MATERIAL PROVIDED ▸
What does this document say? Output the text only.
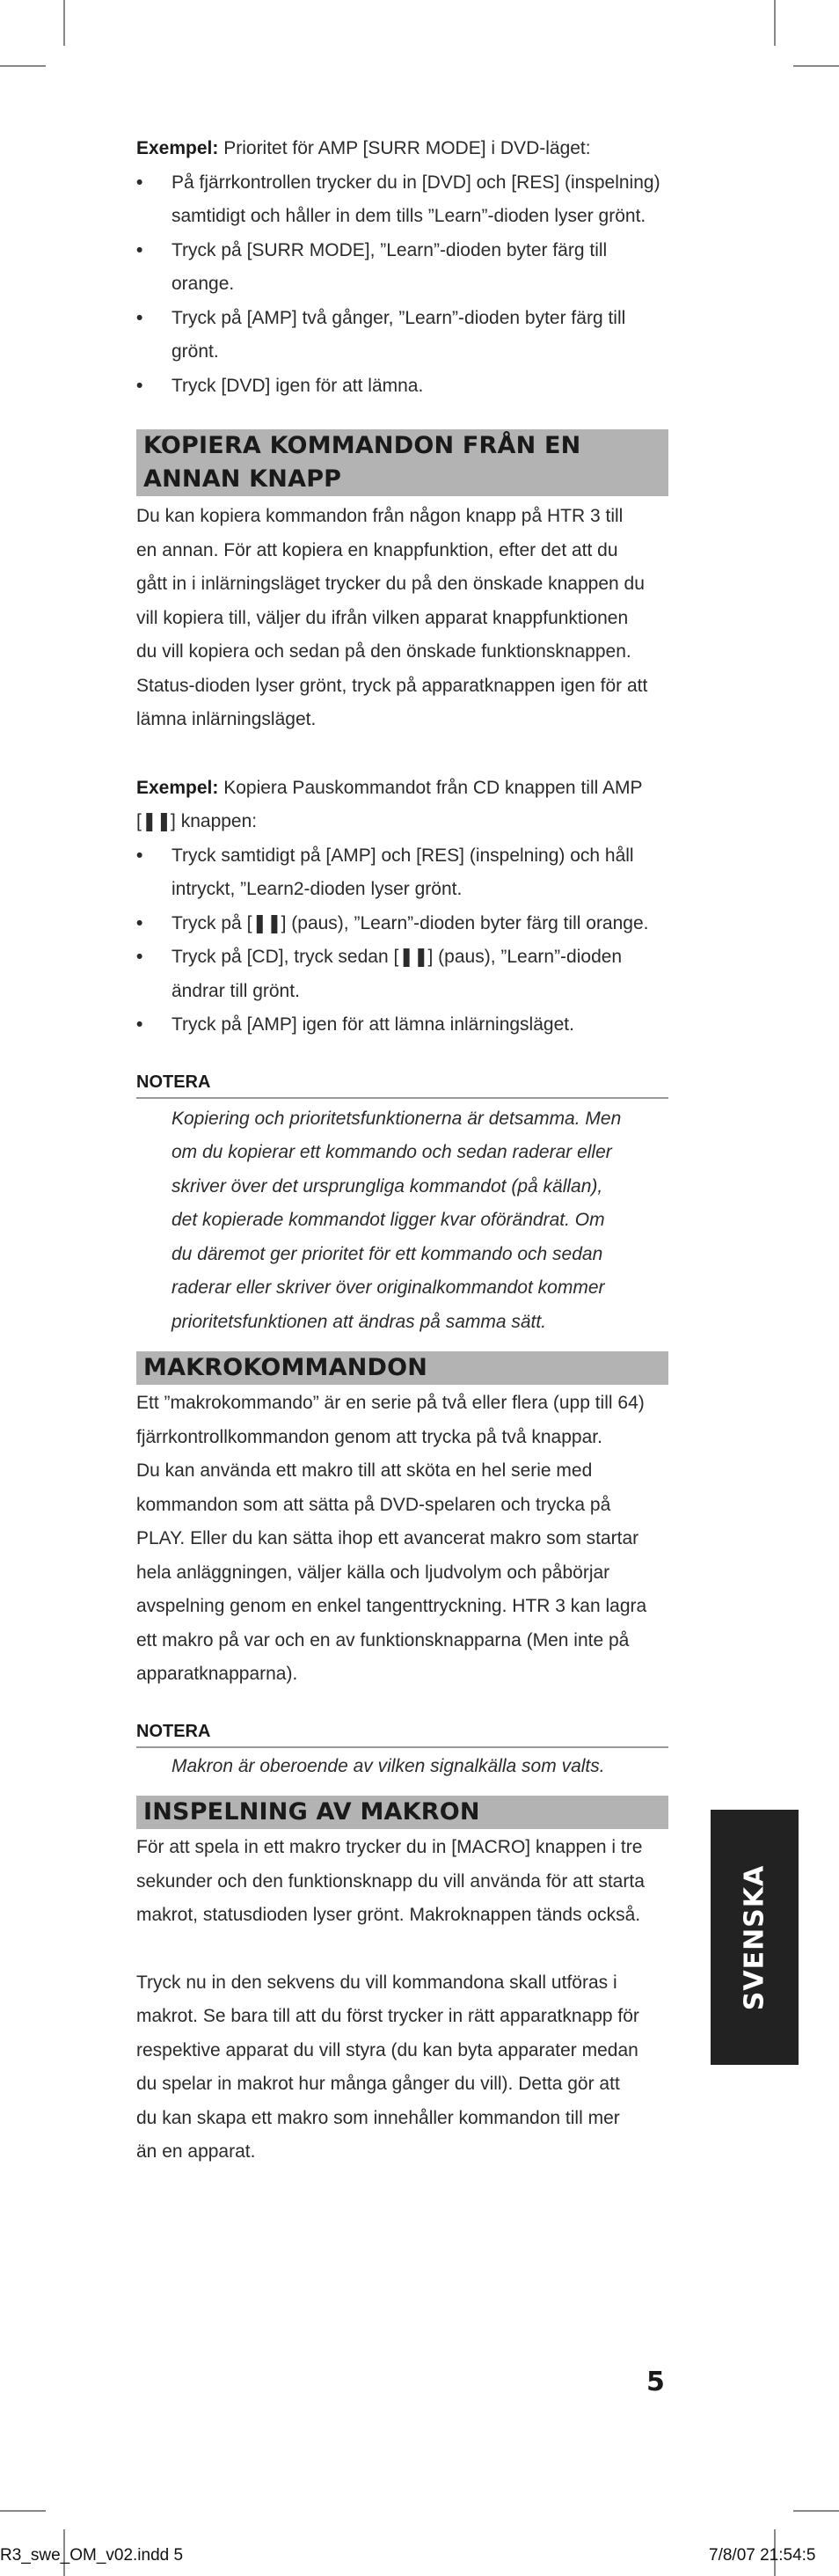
Exempel: Prioritet för AMP [SURR MODE] i DVD-läget:

• På fjärrkontrollen trycker du in [DVD] och [RES] (inspelning)
samtidigt och håller in dem tills ”Learn”-dioden lyser grönt.
• Tryck på [SURR MODE], ”Learn”-dioden byter färg till
orange.
• Tryck på [AMP] två gånger, ”Learn”-dioden byter färg till
grönt.
• Tryck [DVD] igen för att lämna.
KOPIERA KOMMANDON FRÅN EN
ANNAN KNAPP

Du kan kopiera kommandon från någon knapp på HTR 3 till
en annan. För att kopiera en knappfunktion, efter det att du
gått in i inlärningsläget trycker du på den önskade knappen du
vill kopiera till, väljer du ifrån vilken apparat knappfunktionen
du vill kopiera och sedan på den önskade funktionsknappen.
Status-dioden lyser grönt, tryck på apparatknappen igen för att
lämna inlärningsläget.

Exempel: Kopiera Pauskommandot från CD knappen till AMP
[❚❚] knappen:

• Tryck samtidigt på [AMP] och [RES] (inspelning) och håll
intryckt, ”Learn2-dioden lyser grönt.
• Tryck på [❚❚] (paus), ”Learn”-dioden byter färg till orange.
• Tryck på [CD], tryck sedan [❚❚] (paus), ”Learn”-dioden
ändrar till grönt.
• Tryck på [AMP] igen för att lämna inlärningsläget.
NOTERA
Kopiering och prioritetsfunktionerna är detsamma. Men
om du kopierar ett kommando och sedan raderar eller
skriver över det ursprungliga kommandot (på källan),
det kopierade kommandot ligger kvar oförändrat. Om
du däremot ger prioritet för ett kommando och sedan
raderar eller skriver över originalkommandot kommer
prioritetsfunktionen att ändras på samma sätt.
MAKROKOMMANDON

Ett ”makrokommando” är en serie på två eller flera (upp till 64)
fjärrkontrollkommandon genom att trycka på två knappar.
Du kan använda ett makro till att sköta en hel serie med
kommandon som att sätta på DVD-spelaren och trycka på
PLAY. Eller du kan sätta ihop ett avancerat makro som startar
hela anläggningen, väljer källa och ljudvolym och påbörjar
avspelning genom en enkel tangenttryckning. HTR 3 kan lagra
ett makro på var och en av funktionsknapparna (Men inte på
apparatknapparna).

NOTERA
Makron är oberoende av vilken signalkälla som valts.
INSPELNING AV MAKRON

För att spela in ett makro trycker du in [MACRO] knappen i tre
sekunder och den funktionsknapp du vill använda för att starta
makrot, statusdioden lyser grönt. Makroknappen tänds också.

Tryck nu in den sekvens du vill kommandona skall utföras i
makrot. Se bara till att du först trycker in rätt apparatknapp för
respektive apparat du vill styra (du kan byta apparater medan
du spelar in makrot hur många gånger du vill). Detta gör att
du kan skapa ett makro som innehåller kommandon till mer
än en apparat.

SVENSKA
5
R3_swe_OM_v02.indd 5	7/8/07 21:54:5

TASK ITEM ▸
Tally the lines of the data that contain the word "Exempel", and give only that tally.

EXERCISE OUTPUT ▸
2